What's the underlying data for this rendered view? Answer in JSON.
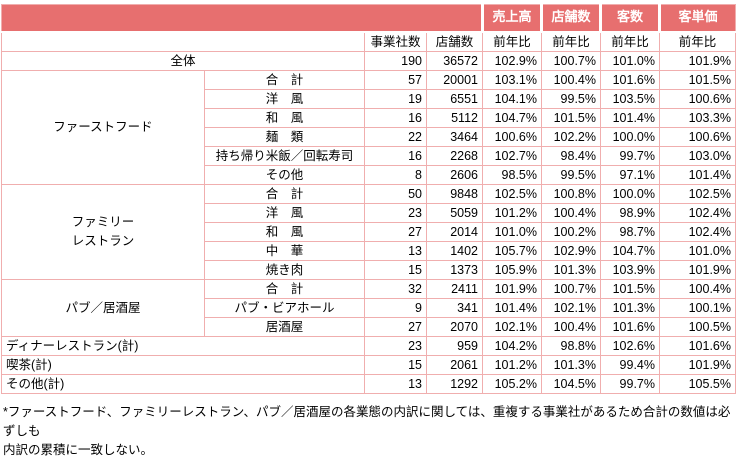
{
  "chart_data": {
    "type": "table",
    "header": {
      "metric_groups": [
        "売上高",
        "店舗数",
        "客数",
        "客単価"
      ],
      "business_count_label": "事業社数",
      "store_count_label": "店舗数",
      "yoy_label": "前年比"
    },
    "rows": [
      {
        "name": "全体",
        "span": "full",
        "align": "center",
        "values": [
          "190",
          "36572",
          "102.9%",
          "100.7%",
          "101.0%",
          "101.9%"
        ]
      },
      {
        "group": "ファーストフード",
        "group_rows": 6,
        "name": "合　計",
        "values": [
          "57",
          "20001",
          "103.1%",
          "100.4%",
          "101.6%",
          "101.5%"
        ]
      },
      {
        "name": "洋　風",
        "values": [
          "19",
          "6551",
          "104.1%",
          "99.5%",
          "103.5%",
          "100.6%"
        ]
      },
      {
        "name": "和　風",
        "values": [
          "16",
          "5112",
          "104.7%",
          "101.5%",
          "101.4%",
          "103.3%"
        ]
      },
      {
        "name": "麺　類",
        "values": [
          "22",
          "3464",
          "100.6%",
          "102.2%",
          "100.0%",
          "100.6%"
        ]
      },
      {
        "name": "持ち帰り米飯／回転寿司",
        "values": [
          "16",
          "2268",
          "102.7%",
          "98.4%",
          "99.7%",
          "103.0%"
        ]
      },
      {
        "name": "その他",
        "values": [
          "8",
          "2606",
          "98.5%",
          "99.5%",
          "97.1%",
          "101.4%"
        ]
      },
      {
        "group": "ファミリー\nレストラン",
        "group_rows": 5,
        "name": "合　計",
        "values": [
          "50",
          "9848",
          "102.5%",
          "100.8%",
          "100.0%",
          "102.5%"
        ]
      },
      {
        "name": "洋　風",
        "values": [
          "23",
          "5059",
          "101.2%",
          "100.4%",
          "98.9%",
          "102.4%"
        ]
      },
      {
        "name": "和　風",
        "values": [
          "27",
          "2014",
          "101.0%",
          "100.2%",
          "98.7%",
          "102.4%"
        ]
      },
      {
        "name": "中　華",
        "values": [
          "13",
          "1402",
          "105.7%",
          "102.9%",
          "104.7%",
          "101.0%"
        ]
      },
      {
        "name": "焼き肉",
        "values": [
          "15",
          "1373",
          "105.9%",
          "101.3%",
          "103.9%",
          "101.9%"
        ]
      },
      {
        "group": "パブ／居酒屋",
        "group_rows": 3,
        "name": "合　計",
        "values": [
          "32",
          "2411",
          "101.9%",
          "100.7%",
          "101.5%",
          "100.4%"
        ]
      },
      {
        "name": "パブ・ビアホール",
        "values": [
          "9",
          "341",
          "101.4%",
          "102.1%",
          "101.3%",
          "100.1%"
        ]
      },
      {
        "name": "居酒屋",
        "values": [
          "27",
          "2070",
          "102.1%",
          "100.4%",
          "101.6%",
          "100.5%"
        ]
      },
      {
        "name": "ディナーレストラン(計)",
        "span": "full",
        "align": "left",
        "values": [
          "23",
          "959",
          "104.2%",
          "98.8%",
          "102.6%",
          "101.6%"
        ]
      },
      {
        "name": "喫茶(計)",
        "span": "full",
        "align": "left",
        "values": [
          "15",
          "2061",
          "101.2%",
          "101.3%",
          "99.4%",
          "101.9%"
        ]
      },
      {
        "name": "その他(計)",
        "span": "full",
        "align": "left",
        "values": [
          "13",
          "1292",
          "105.2%",
          "104.5%",
          "99.7%",
          "105.5%"
        ]
      }
    ]
  },
  "footnote": {
    "text": "*ファーストフード、ファミリーレストラン、パブ／居酒屋の各業態の内訳に関しては、重複する事業社があるため合計の数値は必ずしも\n内訳の累積に一致しない。"
  },
  "colors": {
    "header_bg": "#E76F6F",
    "header_text": "#FFFFFF",
    "grid_border": "#F0AEAE",
    "text": "#000000"
  }
}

Problem: Every entry above is to be set down exactly; the pictures are to be left out.

Response to this task:
What's the underlying data for this rendered view? Answer in JSON.
{
  "chart_data": {
    "type": "table",
    "header": {
      "metric_groups": [
        "売上高",
        "店舗数",
        "客数",
        "客単価"
      ],
      "business_count_label": "事業社数",
      "store_count_label": "店舗数",
      "yoy_label": "前年比"
    },
    "rows": [
      {
        "name": "全体",
        "span": "full",
        "align": "center",
        "values": [
          "190",
          "36572",
          "102.9%",
          "100.7%",
          "101.0%",
          "101.9%"
        ]
      },
      {
        "group": "ファーストフード",
        "group_rows": 6,
        "name": "合　計",
        "values": [
          "57",
          "20001",
          "103.1%",
          "100.4%",
          "101.6%",
          "101.5%"
        ]
      },
      {
        "name": "洋　風",
        "values": [
          "19",
          "6551",
          "104.1%",
          "99.5%",
          "103.5%",
          "100.6%"
        ]
      },
      {
        "name": "和　風",
        "values": [
          "16",
          "5112",
          "104.7%",
          "101.5%",
          "101.4%",
          "103.3%"
        ]
      },
      {
        "name": "麺　類",
        "values": [
          "22",
          "3464",
          "100.6%",
          "102.2%",
          "100.0%",
          "100.6%"
        ]
      },
      {
        "name": "持ち帰り米飯／回転寿司",
        "values": [
          "16",
          "2268",
          "102.7%",
          "98.4%",
          "99.7%",
          "103.0%"
        ]
      },
      {
        "name": "その他",
        "values": [
          "8",
          "2606",
          "98.5%",
          "99.5%",
          "97.1%",
          "101.4%"
        ]
      },
      {
        "group": "ファミリー\nレストラン",
        "group_rows": 5,
        "name": "合　計",
        "values": [
          "50",
          "9848",
          "102.5%",
          "100.8%",
          "100.0%",
          "102.5%"
        ]
      },
      {
        "name": "洋　風",
        "values": [
          "23",
          "5059",
          "101.2%",
          "100.4%",
          "98.9%",
          "102.4%"
        ]
      },
      {
        "name": "和　風",
        "values": [
          "27",
          "2014",
          "101.0%",
          "100.2%",
          "98.7%",
          "102.4%"
        ]
      },
      {
        "name": "中　華",
        "values": [
          "13",
          "1402",
          "105.7%",
          "102.9%",
          "104.7%",
          "101.0%"
        ]
      },
      {
        "name": "焼き肉",
        "values": [
          "15",
          "1373",
          "105.9%",
          "101.3%",
          "103.9%",
          "101.9%"
        ]
      },
      {
        "group": "パブ／居酒屋",
        "group_rows": 3,
        "name": "合　計",
        "values": [
          "32",
          "2411",
          "101.9%",
          "100.7%",
          "101.5%",
          "100.4%"
        ]
      },
      {
        "name": "パブ・ビアホール",
        "values": [
          "9",
          "341",
          "101.4%",
          "102.1%",
          "101.3%",
          "100.1%"
        ]
      },
      {
        "name": "居酒屋",
        "values": [
          "27",
          "2070",
          "102.1%",
          "100.4%",
          "101.6%",
          "100.5%"
        ]
      },
      {
        "name": "ディナーレストラン(計)",
        "span": "full",
        "align": "left",
        "values": [
          "23",
          "959",
          "104.2%",
          "98.8%",
          "102.6%",
          "101.6%"
        ]
      },
      {
        "name": "喫茶(計)",
        "span": "full",
        "align": "left",
        "values": [
          "15",
          "2061",
          "101.2%",
          "101.3%",
          "99.4%",
          "101.9%"
        ]
      },
      {
        "name": "その他(計)",
        "span": "full",
        "align": "left",
        "values": [
          "13",
          "1292",
          "105.2%",
          "104.5%",
          "99.7%",
          "105.5%"
        ]
      }
    ]
  },
  "footnote": {
    "text": "*ファーストフード、ファミリーレストラン、パブ／居酒屋の各業態の内訳に関しては、重複する事業社があるため合計の数値は必ずしも\n内訳の累積に一致しない。"
  },
  "colors": {
    "header_bg": "#E76F6F",
    "header_text": "#FFFFFF",
    "grid_border": "#F0AEAE",
    "text": "#000000"
  }
}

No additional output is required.